GOAL
Turn every one of the rows below into a JSON list of strings, one string per line, leaving out blank lines.

---

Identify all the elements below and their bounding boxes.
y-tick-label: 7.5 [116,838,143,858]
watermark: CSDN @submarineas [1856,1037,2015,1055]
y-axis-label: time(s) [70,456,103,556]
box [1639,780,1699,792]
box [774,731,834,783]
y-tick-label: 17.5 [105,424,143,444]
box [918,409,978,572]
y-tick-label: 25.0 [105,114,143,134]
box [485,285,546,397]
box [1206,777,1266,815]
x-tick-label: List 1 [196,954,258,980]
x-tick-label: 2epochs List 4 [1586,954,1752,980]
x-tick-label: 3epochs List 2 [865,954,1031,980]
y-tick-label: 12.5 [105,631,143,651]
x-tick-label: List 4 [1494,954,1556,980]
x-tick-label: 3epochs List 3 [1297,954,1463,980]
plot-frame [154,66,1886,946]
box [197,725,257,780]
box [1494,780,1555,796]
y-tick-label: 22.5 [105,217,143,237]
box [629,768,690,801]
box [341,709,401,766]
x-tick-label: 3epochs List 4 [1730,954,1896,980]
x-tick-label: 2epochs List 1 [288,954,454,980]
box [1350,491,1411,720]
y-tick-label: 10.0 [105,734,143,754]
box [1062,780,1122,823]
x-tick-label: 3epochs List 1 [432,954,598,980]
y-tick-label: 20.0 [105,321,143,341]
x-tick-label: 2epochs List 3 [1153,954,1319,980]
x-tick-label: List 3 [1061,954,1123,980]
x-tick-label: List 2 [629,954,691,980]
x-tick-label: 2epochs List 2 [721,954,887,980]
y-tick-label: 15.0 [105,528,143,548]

---

SOLUTION FOR THIS EXERCISE
[
  "Identify all the elements below and their bounding boxes.",
  "y-tick-label: 7.5 [116,838,143,858]",
  "watermark: CSDN @submarineas [1856,1037,2015,1055]",
  "y-axis-label: time(s) [70,456,103,556]",
  "box [1639,780,1699,792]",
  "box [774,731,834,783]",
  "y-tick-label: 17.5 [105,424,143,444]",
  "box [918,409,978,572]",
  "y-tick-label: 25.0 [105,114,143,134]",
  "box [485,285,546,397]",
  "box [1206,777,1266,815]",
  "x-tick-label: List 1 [196,954,258,980]",
  "x-tick-label: 2epochs List 4 [1586,954,1752,980]",
  "x-tick-label: 3epochs List 2 [865,954,1031,980]",
  "y-tick-label: 12.5 [105,631,143,651]",
  "x-tick-label: List 4 [1494,954,1556,980]",
  "x-tick-label: 3epochs List 3 [1297,954,1463,980]",
  "plot-frame [154,66,1886,946]",
  "box [197,725,257,780]",
  "box [1494,780,1555,796]",
  "y-tick-label: 22.5 [105,217,143,237]",
  "box [629,768,690,801]",
  "box [341,709,401,766]",
  "x-tick-label: 3epochs List 4 [1730,954,1896,980]",
  "x-tick-label: 2epochs List 1 [288,954,454,980]",
  "box [1350,491,1411,720]",
  "y-tick-label: 10.0 [105,734,143,754]",
  "box [1062,780,1122,823]",
  "x-tick-label: 3epochs List 1 [432,954,598,980]",
  "y-tick-label: 20.0 [105,321,143,341]",
  "x-tick-label: 2epochs List 3 [1153,954,1319,980]",
  "x-tick-label: List 3 [1061,954,1123,980]",
  "x-tick-label: List 2 [629,954,691,980]",
  "x-tick-label: 2epochs List 2 [721,954,887,980]",
  "y-tick-label: 15.0 [105,528,143,548]"
]